_DATA SHOWN_

──────────────────────────────

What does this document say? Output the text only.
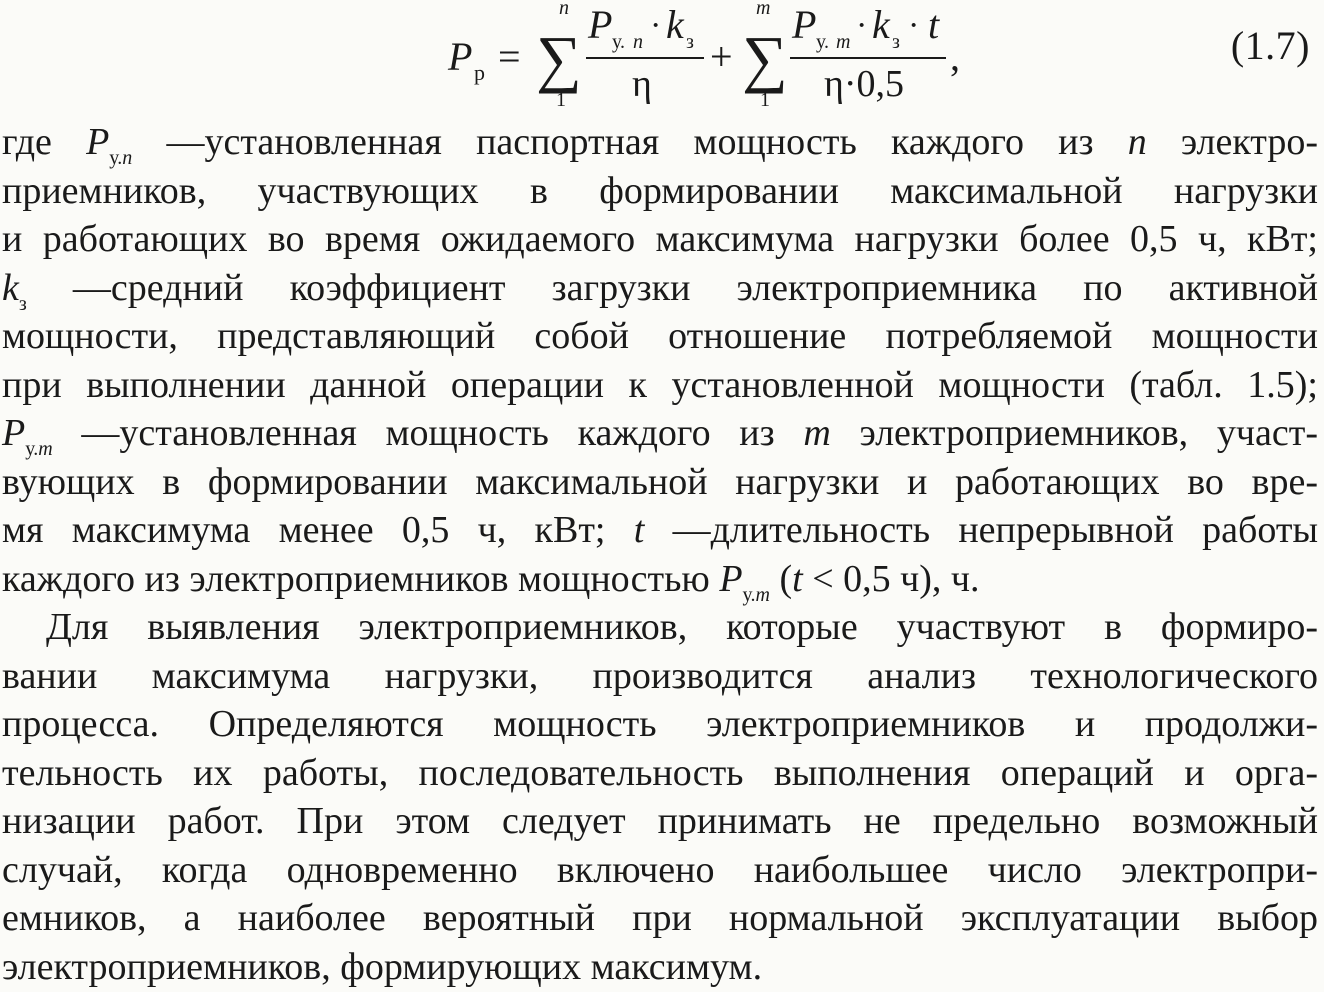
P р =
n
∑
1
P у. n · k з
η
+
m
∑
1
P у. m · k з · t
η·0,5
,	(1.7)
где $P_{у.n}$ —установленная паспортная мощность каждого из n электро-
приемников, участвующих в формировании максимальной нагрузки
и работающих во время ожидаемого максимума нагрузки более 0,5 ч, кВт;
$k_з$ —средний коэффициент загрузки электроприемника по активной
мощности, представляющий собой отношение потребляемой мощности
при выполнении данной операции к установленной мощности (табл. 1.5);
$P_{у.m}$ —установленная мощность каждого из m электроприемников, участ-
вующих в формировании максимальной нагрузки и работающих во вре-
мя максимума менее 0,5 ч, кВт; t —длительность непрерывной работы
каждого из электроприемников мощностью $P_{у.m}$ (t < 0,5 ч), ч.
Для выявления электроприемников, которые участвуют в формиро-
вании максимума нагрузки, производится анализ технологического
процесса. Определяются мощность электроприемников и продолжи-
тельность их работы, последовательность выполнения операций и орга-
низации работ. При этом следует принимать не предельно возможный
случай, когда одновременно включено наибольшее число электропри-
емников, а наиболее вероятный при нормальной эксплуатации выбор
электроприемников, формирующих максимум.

──────────────────────────────

_AIM OF THE EXERCISE_
Within the listing, how many lines hold the word "максимальной"? Only the number is to be given.

_THE SOLUTION_
2